>> START Extracted information
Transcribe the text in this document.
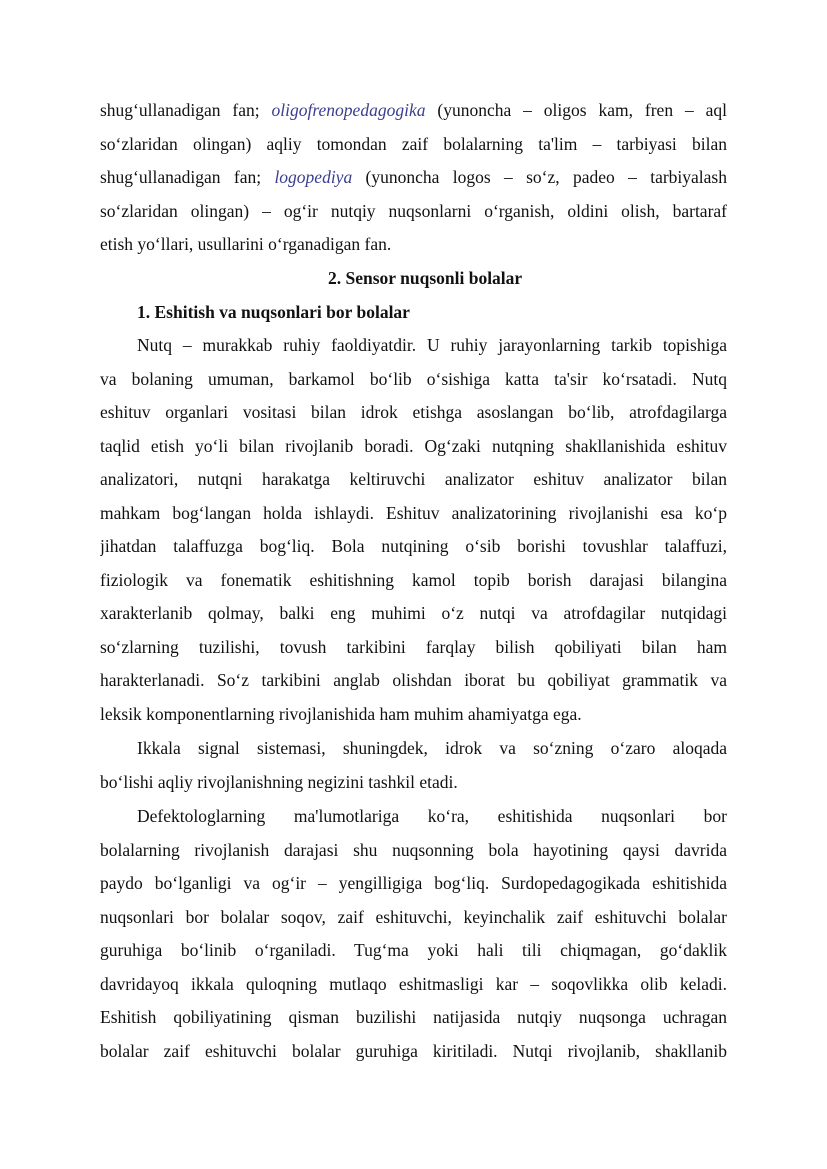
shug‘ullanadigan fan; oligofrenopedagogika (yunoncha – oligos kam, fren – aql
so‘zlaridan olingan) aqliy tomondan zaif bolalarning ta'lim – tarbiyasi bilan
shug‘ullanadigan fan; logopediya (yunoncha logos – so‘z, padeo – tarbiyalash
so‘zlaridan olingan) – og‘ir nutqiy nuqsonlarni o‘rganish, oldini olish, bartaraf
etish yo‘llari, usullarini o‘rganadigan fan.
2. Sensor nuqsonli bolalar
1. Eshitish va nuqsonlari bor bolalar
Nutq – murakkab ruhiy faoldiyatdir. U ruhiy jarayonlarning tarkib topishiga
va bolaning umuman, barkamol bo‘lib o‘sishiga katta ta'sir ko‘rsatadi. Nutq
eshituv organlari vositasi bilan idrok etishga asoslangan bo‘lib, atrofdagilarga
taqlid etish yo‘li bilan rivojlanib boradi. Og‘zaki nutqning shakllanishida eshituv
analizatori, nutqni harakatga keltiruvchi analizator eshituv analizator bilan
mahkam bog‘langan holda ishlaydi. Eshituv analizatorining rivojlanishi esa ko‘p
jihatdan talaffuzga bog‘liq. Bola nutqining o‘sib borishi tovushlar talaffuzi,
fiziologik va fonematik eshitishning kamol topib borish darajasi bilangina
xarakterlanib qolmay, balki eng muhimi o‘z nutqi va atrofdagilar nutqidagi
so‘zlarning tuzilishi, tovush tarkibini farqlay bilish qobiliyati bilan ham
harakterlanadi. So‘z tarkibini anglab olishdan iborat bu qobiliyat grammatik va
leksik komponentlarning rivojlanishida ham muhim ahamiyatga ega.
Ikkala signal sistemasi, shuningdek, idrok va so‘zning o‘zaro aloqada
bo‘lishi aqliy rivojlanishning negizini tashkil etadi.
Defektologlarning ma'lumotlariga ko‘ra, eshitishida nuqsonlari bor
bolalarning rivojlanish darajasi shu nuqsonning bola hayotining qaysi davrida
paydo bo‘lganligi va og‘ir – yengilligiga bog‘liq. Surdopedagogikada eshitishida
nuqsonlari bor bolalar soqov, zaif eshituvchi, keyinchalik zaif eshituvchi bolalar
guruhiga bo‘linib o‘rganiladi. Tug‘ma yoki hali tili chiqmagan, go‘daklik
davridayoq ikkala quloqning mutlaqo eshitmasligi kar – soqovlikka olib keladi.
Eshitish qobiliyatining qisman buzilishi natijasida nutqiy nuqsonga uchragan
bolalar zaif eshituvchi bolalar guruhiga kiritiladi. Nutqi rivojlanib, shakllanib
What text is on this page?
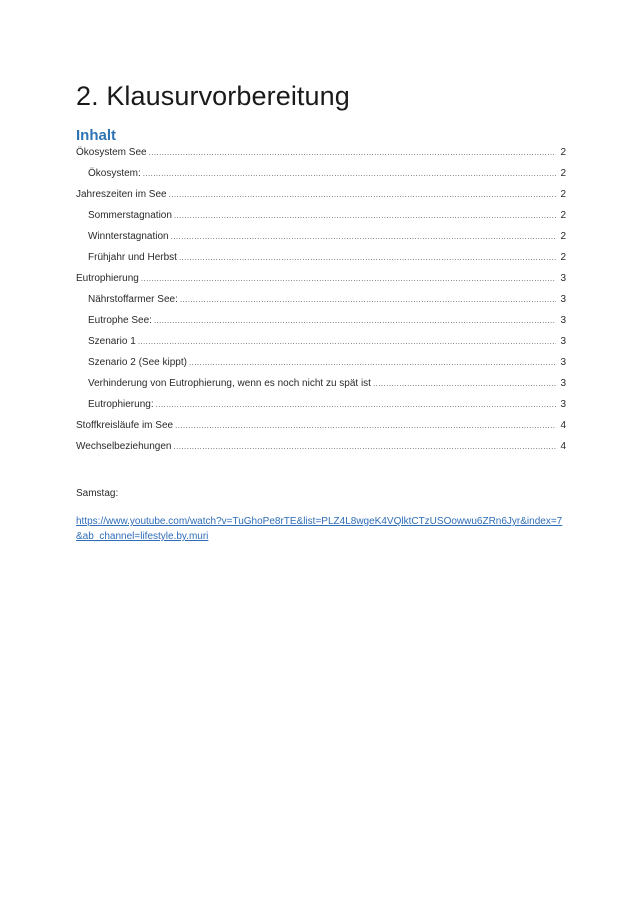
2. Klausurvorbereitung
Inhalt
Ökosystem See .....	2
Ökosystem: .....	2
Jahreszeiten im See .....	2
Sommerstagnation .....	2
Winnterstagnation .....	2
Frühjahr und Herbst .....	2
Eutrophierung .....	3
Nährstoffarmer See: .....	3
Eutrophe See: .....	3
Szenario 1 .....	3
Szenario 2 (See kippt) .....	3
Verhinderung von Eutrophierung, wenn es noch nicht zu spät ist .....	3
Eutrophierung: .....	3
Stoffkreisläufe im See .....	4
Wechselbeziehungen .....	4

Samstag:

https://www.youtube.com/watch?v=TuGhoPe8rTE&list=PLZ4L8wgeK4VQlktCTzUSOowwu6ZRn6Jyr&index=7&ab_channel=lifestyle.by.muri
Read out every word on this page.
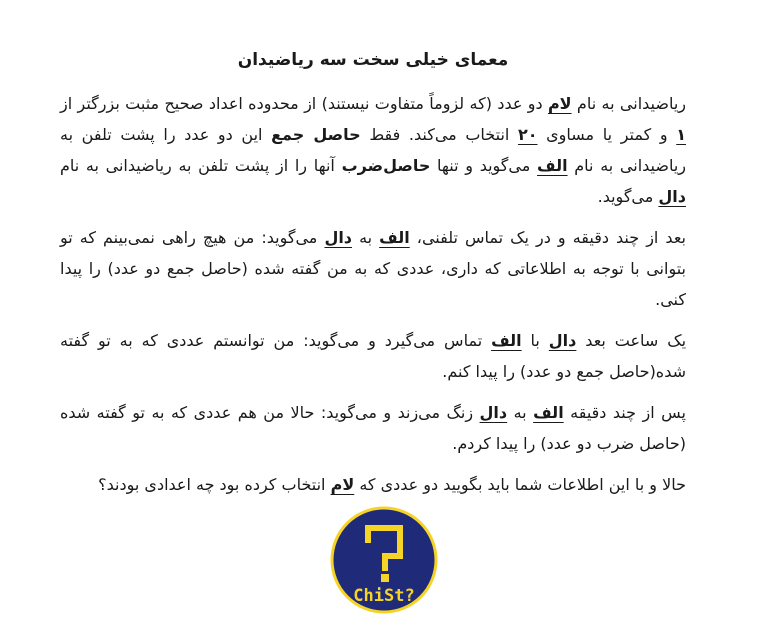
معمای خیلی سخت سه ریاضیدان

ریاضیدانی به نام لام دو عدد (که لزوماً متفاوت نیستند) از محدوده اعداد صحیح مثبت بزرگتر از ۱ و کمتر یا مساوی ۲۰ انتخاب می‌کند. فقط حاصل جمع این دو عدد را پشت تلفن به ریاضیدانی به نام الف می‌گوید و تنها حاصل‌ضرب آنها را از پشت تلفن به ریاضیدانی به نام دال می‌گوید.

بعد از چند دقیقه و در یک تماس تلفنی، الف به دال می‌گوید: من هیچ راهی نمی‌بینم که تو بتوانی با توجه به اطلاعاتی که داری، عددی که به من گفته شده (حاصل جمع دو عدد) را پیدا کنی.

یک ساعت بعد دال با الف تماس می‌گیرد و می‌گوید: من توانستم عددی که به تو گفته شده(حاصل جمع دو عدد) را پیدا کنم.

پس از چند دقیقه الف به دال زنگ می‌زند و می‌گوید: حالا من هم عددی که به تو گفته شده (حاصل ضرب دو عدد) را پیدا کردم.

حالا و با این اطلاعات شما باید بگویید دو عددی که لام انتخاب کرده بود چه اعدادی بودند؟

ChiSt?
>> END Extracted information
>> START Extracted information
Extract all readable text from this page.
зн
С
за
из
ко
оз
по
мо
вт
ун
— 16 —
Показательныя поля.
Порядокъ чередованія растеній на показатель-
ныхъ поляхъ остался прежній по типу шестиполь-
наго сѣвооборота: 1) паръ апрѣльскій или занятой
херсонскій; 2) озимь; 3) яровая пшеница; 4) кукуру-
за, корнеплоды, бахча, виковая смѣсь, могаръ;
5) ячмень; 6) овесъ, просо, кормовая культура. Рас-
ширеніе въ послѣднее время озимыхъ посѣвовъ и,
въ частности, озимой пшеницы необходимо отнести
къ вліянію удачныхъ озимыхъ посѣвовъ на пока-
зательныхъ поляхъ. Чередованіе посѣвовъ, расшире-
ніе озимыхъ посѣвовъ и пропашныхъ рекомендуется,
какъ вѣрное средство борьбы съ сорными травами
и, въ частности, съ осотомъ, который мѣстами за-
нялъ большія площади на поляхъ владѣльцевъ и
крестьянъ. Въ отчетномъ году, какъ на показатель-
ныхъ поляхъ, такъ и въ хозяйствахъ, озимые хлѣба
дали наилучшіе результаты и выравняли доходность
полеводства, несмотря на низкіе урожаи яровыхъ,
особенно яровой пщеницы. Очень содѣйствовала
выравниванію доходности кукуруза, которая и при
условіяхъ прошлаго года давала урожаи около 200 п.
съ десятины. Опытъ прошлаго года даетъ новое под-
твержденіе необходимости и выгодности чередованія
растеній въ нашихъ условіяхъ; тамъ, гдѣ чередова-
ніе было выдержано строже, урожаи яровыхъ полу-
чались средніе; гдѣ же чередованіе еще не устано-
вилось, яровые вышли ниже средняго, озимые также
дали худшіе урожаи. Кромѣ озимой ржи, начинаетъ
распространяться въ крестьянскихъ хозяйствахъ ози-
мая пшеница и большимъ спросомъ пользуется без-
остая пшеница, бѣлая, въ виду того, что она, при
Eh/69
>> END Extracted information
> Job
Review the material and copy each line in which the word "озимые" appears.

> Solution for this exercise
ныхъ поляхъ, такъ и въ хозяйствахъ, озимые хлѣба
вилось, яровые вышли ниже средняго, озимые также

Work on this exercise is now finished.